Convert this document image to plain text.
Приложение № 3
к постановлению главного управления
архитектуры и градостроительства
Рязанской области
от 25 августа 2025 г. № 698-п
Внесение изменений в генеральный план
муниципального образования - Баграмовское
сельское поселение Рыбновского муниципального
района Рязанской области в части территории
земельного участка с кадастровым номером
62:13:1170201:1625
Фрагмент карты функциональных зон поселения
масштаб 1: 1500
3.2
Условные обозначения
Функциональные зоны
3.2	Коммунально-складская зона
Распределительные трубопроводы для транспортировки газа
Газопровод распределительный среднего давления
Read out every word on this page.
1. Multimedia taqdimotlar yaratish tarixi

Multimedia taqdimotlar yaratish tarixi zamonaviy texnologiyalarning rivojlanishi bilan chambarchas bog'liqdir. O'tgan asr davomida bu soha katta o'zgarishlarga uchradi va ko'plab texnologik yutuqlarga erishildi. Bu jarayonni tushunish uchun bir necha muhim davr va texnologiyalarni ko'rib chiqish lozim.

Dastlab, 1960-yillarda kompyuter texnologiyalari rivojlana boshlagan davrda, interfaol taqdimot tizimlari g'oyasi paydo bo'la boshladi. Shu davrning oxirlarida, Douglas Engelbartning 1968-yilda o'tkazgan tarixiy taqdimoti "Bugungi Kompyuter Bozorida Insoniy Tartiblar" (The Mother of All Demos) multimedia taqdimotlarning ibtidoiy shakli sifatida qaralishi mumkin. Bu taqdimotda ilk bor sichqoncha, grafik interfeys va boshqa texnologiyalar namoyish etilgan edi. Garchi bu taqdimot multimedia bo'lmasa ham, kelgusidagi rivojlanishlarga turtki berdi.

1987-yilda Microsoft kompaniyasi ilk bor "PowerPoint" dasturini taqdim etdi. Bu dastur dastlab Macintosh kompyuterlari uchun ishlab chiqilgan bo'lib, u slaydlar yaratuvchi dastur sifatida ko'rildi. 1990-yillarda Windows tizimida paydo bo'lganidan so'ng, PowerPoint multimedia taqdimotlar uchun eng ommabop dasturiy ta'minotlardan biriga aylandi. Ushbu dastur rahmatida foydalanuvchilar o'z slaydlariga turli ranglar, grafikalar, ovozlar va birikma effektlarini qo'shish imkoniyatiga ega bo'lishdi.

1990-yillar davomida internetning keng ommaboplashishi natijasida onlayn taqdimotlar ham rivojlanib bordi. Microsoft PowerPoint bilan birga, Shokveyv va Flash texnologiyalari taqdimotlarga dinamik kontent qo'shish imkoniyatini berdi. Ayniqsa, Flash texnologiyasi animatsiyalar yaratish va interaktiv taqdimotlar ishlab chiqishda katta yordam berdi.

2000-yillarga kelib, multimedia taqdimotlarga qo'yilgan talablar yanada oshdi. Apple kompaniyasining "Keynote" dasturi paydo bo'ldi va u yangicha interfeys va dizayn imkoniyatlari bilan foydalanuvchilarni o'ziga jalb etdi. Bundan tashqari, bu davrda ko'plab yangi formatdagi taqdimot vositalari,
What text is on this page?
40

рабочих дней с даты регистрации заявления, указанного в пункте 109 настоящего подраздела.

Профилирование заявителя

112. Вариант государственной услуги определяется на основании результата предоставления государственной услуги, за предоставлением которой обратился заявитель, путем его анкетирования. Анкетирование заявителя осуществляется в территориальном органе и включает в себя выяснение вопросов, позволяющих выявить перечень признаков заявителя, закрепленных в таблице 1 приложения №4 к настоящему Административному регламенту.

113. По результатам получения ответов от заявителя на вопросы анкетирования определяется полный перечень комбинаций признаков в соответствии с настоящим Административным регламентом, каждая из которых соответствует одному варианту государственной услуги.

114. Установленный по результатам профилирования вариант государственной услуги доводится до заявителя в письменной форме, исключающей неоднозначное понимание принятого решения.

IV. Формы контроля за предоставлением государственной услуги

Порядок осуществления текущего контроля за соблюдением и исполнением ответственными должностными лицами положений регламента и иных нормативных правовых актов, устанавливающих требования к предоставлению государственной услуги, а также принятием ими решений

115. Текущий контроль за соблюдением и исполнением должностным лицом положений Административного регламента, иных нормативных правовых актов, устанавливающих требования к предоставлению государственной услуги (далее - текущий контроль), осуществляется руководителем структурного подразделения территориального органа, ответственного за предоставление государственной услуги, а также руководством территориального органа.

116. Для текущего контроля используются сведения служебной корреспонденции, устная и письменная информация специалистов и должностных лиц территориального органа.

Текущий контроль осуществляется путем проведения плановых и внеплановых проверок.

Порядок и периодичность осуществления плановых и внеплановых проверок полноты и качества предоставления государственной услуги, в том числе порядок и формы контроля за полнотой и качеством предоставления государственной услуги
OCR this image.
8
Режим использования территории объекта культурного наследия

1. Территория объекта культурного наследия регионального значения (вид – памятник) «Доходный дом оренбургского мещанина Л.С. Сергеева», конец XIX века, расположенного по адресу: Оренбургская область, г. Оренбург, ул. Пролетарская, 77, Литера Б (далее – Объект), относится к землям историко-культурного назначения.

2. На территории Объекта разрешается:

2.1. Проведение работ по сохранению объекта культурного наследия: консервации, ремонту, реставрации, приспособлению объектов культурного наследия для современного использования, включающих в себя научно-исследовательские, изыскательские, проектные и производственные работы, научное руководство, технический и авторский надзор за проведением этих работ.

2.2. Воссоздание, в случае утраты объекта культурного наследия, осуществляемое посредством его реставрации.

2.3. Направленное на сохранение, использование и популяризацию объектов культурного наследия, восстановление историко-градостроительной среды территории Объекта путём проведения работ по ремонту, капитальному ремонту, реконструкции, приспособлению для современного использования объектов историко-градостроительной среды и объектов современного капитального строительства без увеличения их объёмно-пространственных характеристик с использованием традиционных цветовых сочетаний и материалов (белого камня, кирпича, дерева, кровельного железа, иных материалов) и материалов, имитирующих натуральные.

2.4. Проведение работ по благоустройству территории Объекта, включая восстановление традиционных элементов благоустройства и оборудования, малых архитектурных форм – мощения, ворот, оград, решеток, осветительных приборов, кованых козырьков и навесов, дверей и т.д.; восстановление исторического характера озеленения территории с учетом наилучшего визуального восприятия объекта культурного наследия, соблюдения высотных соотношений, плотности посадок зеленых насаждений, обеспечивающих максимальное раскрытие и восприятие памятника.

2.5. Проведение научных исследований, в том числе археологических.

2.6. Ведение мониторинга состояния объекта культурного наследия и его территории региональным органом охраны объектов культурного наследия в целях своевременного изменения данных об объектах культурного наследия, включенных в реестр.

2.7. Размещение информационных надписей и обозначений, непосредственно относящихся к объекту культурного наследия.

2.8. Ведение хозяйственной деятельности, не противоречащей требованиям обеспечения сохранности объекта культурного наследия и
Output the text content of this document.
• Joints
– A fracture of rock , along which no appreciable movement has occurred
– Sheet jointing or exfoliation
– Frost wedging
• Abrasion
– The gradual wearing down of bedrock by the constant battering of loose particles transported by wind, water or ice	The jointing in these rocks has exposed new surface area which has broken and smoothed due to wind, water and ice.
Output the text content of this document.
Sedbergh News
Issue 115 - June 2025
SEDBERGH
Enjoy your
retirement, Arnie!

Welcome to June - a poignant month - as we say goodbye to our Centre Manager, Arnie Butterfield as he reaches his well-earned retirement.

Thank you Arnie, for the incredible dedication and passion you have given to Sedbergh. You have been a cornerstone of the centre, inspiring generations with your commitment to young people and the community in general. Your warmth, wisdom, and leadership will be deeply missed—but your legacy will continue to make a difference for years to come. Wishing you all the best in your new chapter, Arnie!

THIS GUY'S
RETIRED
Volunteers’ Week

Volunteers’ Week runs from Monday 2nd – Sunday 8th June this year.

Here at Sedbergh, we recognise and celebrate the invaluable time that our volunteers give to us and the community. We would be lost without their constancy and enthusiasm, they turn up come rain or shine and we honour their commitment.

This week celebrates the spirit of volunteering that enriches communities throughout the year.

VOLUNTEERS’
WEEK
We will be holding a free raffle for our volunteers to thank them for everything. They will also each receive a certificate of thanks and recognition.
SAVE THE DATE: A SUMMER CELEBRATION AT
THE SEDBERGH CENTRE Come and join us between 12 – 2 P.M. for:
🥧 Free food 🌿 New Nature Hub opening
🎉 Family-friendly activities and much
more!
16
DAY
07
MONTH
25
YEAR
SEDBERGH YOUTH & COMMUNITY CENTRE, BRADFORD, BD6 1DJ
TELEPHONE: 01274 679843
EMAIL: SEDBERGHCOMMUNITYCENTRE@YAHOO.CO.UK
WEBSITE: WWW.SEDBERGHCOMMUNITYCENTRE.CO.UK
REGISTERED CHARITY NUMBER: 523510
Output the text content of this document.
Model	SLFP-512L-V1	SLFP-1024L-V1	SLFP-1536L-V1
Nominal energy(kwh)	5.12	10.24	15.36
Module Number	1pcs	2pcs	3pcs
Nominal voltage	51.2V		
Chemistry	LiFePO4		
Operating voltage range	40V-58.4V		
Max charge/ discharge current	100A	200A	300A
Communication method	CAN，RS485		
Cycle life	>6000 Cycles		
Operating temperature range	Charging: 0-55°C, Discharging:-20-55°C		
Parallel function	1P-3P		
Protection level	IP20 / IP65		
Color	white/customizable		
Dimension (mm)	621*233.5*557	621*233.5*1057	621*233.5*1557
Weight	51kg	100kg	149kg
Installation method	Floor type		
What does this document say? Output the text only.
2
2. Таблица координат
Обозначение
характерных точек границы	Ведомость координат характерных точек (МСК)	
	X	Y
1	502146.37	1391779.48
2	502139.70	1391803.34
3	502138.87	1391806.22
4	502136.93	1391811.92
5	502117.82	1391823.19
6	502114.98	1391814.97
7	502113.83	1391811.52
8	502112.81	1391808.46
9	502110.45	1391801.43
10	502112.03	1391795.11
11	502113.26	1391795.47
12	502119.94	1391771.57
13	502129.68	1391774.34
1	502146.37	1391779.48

▬▬▬

# Required work:
From the entries above, copy every line containing the word "органа".

# Answer below:
115. Текущий контроль за соблюдением и исполнением должностным лицом положений Административного регламента, иных нормативных правовых актов, устанавливающих требования к предоставлению государственной услуги (далее - текущий контроль), осуществляется руководителем структурного подразделения территориального органа, ответственного за предоставление государственной услуги, а также руководством территориального органа.
116. Для текущего контроля используются сведения служебной корреспонденции, устная и письменная информация специалистов и должностных лиц территориального органа.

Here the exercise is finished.